[REQUIREMENT]:
Provide only the number of lines in the data below that contain the string "address".

[Begin]

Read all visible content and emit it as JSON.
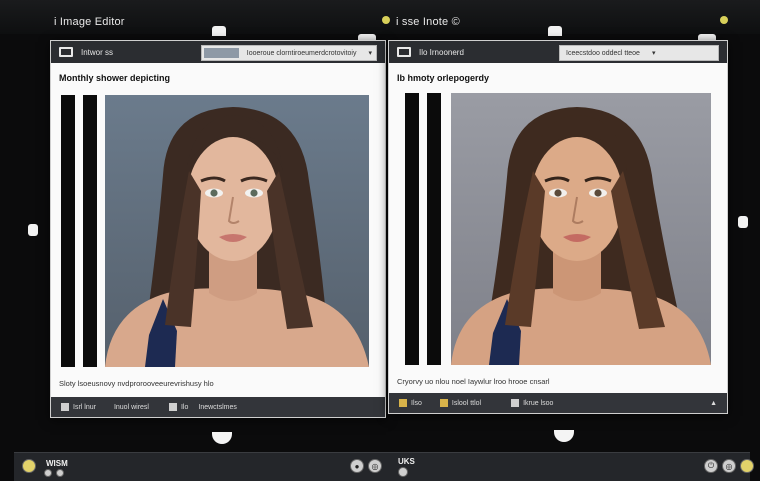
{
  "monitor": {
    "left_title": "i Image Editor",
    "right_title": "i sse Inote ©"
  },
  "windows": [
    {
      "doc_name": "Intwor ss",
      "address": "Iooeroue clorntiroeumerdcrotovitoiy",
      "heading": "Monthly shower depicting",
      "caption": "Sloty lsoeusnovy nvdprorooveeurevrishusy hlo",
      "footer": [
        "Isrl lnur",
        "Inuol wiresl",
        "Ilo",
        "Inewctslmes"
      ]
    },
    {
      "doc_name": "Ilo Irnoonerd",
      "address": "Iceecstdoo oddecl tteoe",
      "heading": "Ib hmoty orlepogerdy",
      "caption": "Cryorvy uo nlou noel Iaywlur lroo hrooe cnsarl",
      "footer": [
        "Ilso",
        "Islool ttlol",
        "Ikrue lsoo",
        ""
      ]
    }
  ],
  "taskbar": {
    "left_label": "WISM",
    "right_label": "UKS"
  },
  "colors": {
    "bezel": "#111214",
    "window_bar": "#2b2d31",
    "photo_bg_left": "#5f6e7f",
    "photo_bg_right": "#8a8c95"
  }
}
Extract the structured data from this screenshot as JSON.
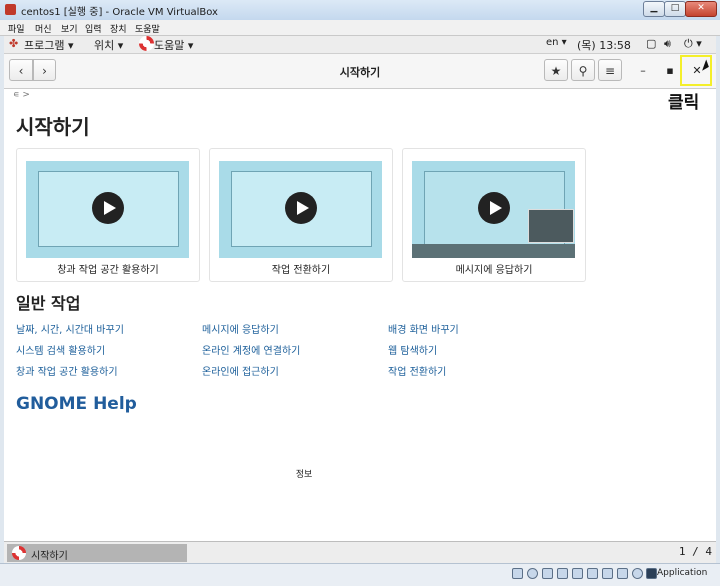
{
  "vbox": {
    "title": "centos1 [실행 중] - Oracle VM VirtualBox",
    "menu": [
      "파일",
      "머신",
      "보기",
      "입력",
      "장치",
      "도움말"
    ],
    "host_key": "Application"
  },
  "topbar": {
    "programs": "프로그램 ▾",
    "places": "위치 ▾",
    "app_menu": "도움말 ▾",
    "input_method": "en ▾",
    "clock": "(목) 13:58"
  },
  "headerbar": {
    "title": "시작하기"
  },
  "annotation": "클릭",
  "breadcrumb": "∊ >",
  "page": {
    "title": "시작하기",
    "videos": [
      {
        "label": "창과 작업 공간 활용하기"
      },
      {
        "label": "작업 전환하기"
      },
      {
        "label": "메시지에 응답하기"
      }
    ],
    "section_title": "일반 작업",
    "tasks": [
      [
        "날짜, 시간, 시간대 바꾸기",
        "메시지에 응답하기",
        "배경 화면 바꾸기"
      ],
      [
        "시스템 검색 활용하기",
        "온라인 계정에 연결하기",
        "웹 탐색하기"
      ],
      [
        "창과 작업 공간 활용하기",
        "온라인에 접근하기",
        "작업 전환하기"
      ]
    ],
    "gnome_help": "GNOME Help",
    "info": "정보"
  },
  "bottom_panel": {
    "task": "시작하기",
    "workspace": "1 / 4"
  }
}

[End]

[TASK RESULT]:
2